__DIRECTIONS FOR THIS TASK__
Entries follow. Set all of them down as they stand.

Items listed in a dataset
_ _ _

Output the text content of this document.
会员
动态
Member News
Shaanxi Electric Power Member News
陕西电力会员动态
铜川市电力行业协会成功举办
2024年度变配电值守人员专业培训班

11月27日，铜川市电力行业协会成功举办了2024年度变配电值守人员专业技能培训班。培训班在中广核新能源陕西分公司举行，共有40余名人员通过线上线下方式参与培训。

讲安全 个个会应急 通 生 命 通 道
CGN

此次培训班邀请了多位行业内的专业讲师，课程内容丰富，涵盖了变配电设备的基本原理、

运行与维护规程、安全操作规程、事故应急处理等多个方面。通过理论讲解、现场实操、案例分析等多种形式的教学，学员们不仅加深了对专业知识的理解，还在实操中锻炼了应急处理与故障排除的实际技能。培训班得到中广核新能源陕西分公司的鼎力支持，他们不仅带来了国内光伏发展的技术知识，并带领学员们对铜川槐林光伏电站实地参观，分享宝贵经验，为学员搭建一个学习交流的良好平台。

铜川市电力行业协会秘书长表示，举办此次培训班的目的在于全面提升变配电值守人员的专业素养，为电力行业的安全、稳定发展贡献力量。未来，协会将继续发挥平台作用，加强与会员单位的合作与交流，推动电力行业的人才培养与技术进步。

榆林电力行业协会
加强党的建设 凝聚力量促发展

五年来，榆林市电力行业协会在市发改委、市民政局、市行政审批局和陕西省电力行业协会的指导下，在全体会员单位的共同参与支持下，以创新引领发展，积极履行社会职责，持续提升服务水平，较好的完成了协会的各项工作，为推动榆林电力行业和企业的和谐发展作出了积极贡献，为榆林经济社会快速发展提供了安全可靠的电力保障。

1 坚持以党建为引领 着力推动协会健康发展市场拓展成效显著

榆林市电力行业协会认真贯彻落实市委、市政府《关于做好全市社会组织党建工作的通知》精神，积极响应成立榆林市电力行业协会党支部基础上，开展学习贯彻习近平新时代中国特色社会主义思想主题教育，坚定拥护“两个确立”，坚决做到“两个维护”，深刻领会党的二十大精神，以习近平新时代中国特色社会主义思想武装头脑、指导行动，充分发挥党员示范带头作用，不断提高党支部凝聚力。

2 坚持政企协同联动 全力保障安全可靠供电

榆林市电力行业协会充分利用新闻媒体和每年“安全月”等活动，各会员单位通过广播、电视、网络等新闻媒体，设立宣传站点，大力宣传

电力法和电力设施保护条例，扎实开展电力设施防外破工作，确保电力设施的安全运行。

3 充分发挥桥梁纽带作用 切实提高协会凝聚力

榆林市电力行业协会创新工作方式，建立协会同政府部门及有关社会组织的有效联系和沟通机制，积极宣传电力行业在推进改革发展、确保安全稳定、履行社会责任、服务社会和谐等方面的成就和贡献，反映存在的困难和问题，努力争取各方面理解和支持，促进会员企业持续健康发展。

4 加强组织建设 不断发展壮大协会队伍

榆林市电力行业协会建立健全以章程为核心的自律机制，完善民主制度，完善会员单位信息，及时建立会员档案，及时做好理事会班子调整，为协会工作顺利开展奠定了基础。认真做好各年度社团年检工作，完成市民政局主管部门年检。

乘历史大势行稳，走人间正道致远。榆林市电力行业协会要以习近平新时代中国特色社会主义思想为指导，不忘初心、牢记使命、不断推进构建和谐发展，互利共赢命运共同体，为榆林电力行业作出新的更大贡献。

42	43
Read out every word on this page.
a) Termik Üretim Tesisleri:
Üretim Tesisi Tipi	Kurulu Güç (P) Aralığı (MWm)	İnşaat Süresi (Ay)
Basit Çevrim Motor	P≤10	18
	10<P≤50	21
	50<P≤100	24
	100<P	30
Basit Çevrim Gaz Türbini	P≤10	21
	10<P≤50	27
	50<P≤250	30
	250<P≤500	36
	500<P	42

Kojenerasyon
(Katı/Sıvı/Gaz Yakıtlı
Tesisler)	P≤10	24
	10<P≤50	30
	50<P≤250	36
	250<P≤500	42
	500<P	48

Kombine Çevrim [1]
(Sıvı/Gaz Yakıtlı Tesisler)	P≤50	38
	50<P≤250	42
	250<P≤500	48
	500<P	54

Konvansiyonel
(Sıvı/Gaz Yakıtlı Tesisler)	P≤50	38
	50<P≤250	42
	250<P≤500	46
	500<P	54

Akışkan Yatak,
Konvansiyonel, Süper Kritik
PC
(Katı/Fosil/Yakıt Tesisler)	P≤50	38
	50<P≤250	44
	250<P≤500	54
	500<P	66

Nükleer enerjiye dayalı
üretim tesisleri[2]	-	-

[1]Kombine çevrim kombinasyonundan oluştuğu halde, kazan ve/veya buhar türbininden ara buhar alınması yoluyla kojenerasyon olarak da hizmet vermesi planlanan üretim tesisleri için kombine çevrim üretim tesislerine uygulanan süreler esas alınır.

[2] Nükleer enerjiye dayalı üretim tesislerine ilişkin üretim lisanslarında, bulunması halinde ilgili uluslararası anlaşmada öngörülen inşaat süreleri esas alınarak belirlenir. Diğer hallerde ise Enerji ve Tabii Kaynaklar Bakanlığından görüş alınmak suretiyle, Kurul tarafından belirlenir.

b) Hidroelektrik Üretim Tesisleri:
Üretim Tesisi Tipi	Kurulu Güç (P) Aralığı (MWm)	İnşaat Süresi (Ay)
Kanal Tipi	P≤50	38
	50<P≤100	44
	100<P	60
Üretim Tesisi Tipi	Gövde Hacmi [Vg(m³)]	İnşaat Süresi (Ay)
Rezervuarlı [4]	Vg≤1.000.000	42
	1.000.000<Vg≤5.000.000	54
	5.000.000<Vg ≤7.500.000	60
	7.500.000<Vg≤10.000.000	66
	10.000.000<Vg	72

_ _ _

__WRITTEN RESPONSE__
Output the text content of this document.
会员
动态
Member News
Shaanxi Electric Power Member News
陕西电力会员动态
铜川市电力行业协会成功举办
2024年度变配电值守人员专业培训班

11月27日，铜川市电力行业协会成功举办了2024年度变配电值守人员专业技能培训班。培训班在中广核新能源陕西分公司举行，共有40余名人员通过线上线下方式参与培训。

讲安全 个个会应急 通 生 命 通 道
CGN

此次培训班邀请了多位行业内的专业讲师，课程内容丰富，涵盖了变配电设备的基本原理、

运行与维护规程、安全操作规程、事故应急处理等多个方面。通过理论讲解、现场实操、案例分析等多种形式的教学，学员们不仅加深了对专业知识的理解，还在实操中锻炼了应急处理与故障排除的实际技能。培训班得到中广核新能源陕西分公司的鼎力支持，他们不仅带来了国内光伏发展的技术知识，并带领学员们对铜川槐林光伏电站实地参观，分享宝贵经验，为学员搭建一个学习交流的良好平台。

铜川市电力行业协会秘书长表示，举办此次培训班的目的在于全面提升变配电值守人员的专业素养，为电力行业的安全、稳定发展贡献力量。未来，协会将继续发挥平台作用，加强与会员单位的合作与交流，推动电力行业的人才培养与技术进步。

榆林电力行业协会
加强党的建设 凝聚力量促发展

五年来，榆林市电力行业协会在市发改委、市民政局、市行政审批局和陕西省电力行业协会的指导下，在全体会员单位的共同参与支持下，以创新引领发展，积极履行社会职责，持续提升服务水平，较好的完成了协会的各项工作，为推动榆林电力行业和企业的和谐发展作出了积极贡献，为榆林经济社会快速发展提供了安全可靠的电力保障。

1 坚持以党建为引领 着力推动协会健康发展市场拓展成效显著

榆林市电力行业协会认真贯彻落实市委、市政府《关于做好全市社会组织党建工作的通知》精神，积极响应成立榆林市电力行业协会党支部基础上，开展学习贯彻习近平新时代中国特色社会主义思想主题教育，坚定拥护“两个确立”，坚决做到“两个维护”，深刻领会党的二十大精神，以习近平新时代中国特色社会主义思想武装头脑、指导行动，充分发挥党员示范带头作用，不断提高党支部凝聚力。

2 坚持政企协同联动 全力保障安全可靠供电

榆林市电力行业协会充分利用新闻媒体和每年“安全月”等活动，各会员单位通过广播、电视、网络等新闻媒体，设立宣传站点，大力宣传

电力法和电力设施保护条例，扎实开展电力设施防外破工作，确保电力设施的安全运行。

3 充分发挥桥梁纽带作用 切实提高协会凝聚力

榆林市电力行业协会创新工作方式，建立协会同政府部门及有关社会组织的有效联系和沟通机制，积极宣传电力行业在推进改革发展、确保安全稳定、履行社会责任、服务社会和谐等方面的成就和贡献，反映存在的困难和问题，努力争取各方面理解和支持，促进会员企业持续健康发展。

4 加强组织建设 不断发展壮大协会队伍

榆林市电力行业协会建立健全以章程为核心的自律机制，完善民主制度，完善会员单位信息，及时建立会员档案，及时做好理事会班子调整，为协会工作顺利开展奠定了基础。认真做好各年度社团年检工作，完成市民政局主管部门年检。

乘历史大势行稳，走人间正道致远。榆林市电力行业协会要以习近平新时代中国特色社会主义思想为指导，不忘初心、牢记使命、不断推进构建和谐发展，互利共赢命运共同体，为榆林电力行业作出新的更大贡献。

42	43
Read out every word on this page.
a) Termik Üretim Tesisleri:
Üretim Tesisi Tipi	Kurulu Güç (P) Aralığı (MWm)	İnşaat Süresi (Ay)
Basit Çevrim Motor	P≤10	18
	10<P≤50	21
	50<P≤100	24
	100<P	30
Basit Çevrim Gaz Türbini	P≤10	21
	10<P≤50	27
	50<P≤250	30
	250<P≤500	36
	500<P	42

Kojenerasyon
(Katı/Sıvı/Gaz Yakıtlı
Tesisler)	P≤10	24
	10<P≤50	30
	50<P≤250	36
	250<P≤500	42
	500<P	48

Kombine Çevrim [1]
(Sıvı/Gaz Yakıtlı Tesisler)	P≤50	38
	50<P≤250	42
	250<P≤500	48
	500<P	54

Konvansiyonel
(Sıvı/Gaz Yakıtlı Tesisler)	P≤50	38
	50<P≤250	42
	250<P≤500	46
	500<P	54

Akışkan Yatak,
Konvansiyonel, Süper Kritik
PC
(Katı/Fosil/Yakıt Tesisler)	P≤50	38
	50<P≤250	44
	250<P≤500	54
	500<P	66

Nükleer enerjiye dayalı
üretim tesisleri[2]	-	-

[1]Kombine çevrim kombinasyonundan oluştuğu halde, kazan ve/veya buhar türbininden ara buhar alınması yoluyla kojenerasyon olarak da hizmet vermesi planlanan üretim tesisleri için kombine çevrim üretim tesislerine uygulanan süreler esas alınır.

[2] Nükleer enerjiye dayalı üretim tesislerine ilişkin üretim lisanslarında, bulunması halinde ilgili uluslararası anlaşmada öngörülen inşaat süreleri esas alınarak belirlenir. Diğer hallerde ise Enerji ve Tabii Kaynaklar Bakanlığından görüş alınmak suretiyle, Kurul tarafından belirlenir.

b) Hidroelektrik Üretim Tesisleri:
Üretim Tesisi Tipi	Kurulu Güç (P) Aralığı (MWm)	İnşaat Süresi (Ay)
Kanal Tipi	P≤50	38
	50<P≤100	44
	100<P	60
Üretim Tesisi Tipi	Gövde Hacmi [Vg(m³)]	İnşaat Süresi (Ay)
Rezervuarlı [4]	Vg≤1.000.000	42
	1.000.000<Vg≤5.000.000	54
	5.000.000<Vg ≤7.500.000	60
	7.500.000<Vg≤10.000.000	66
	10.000.000<Vg	72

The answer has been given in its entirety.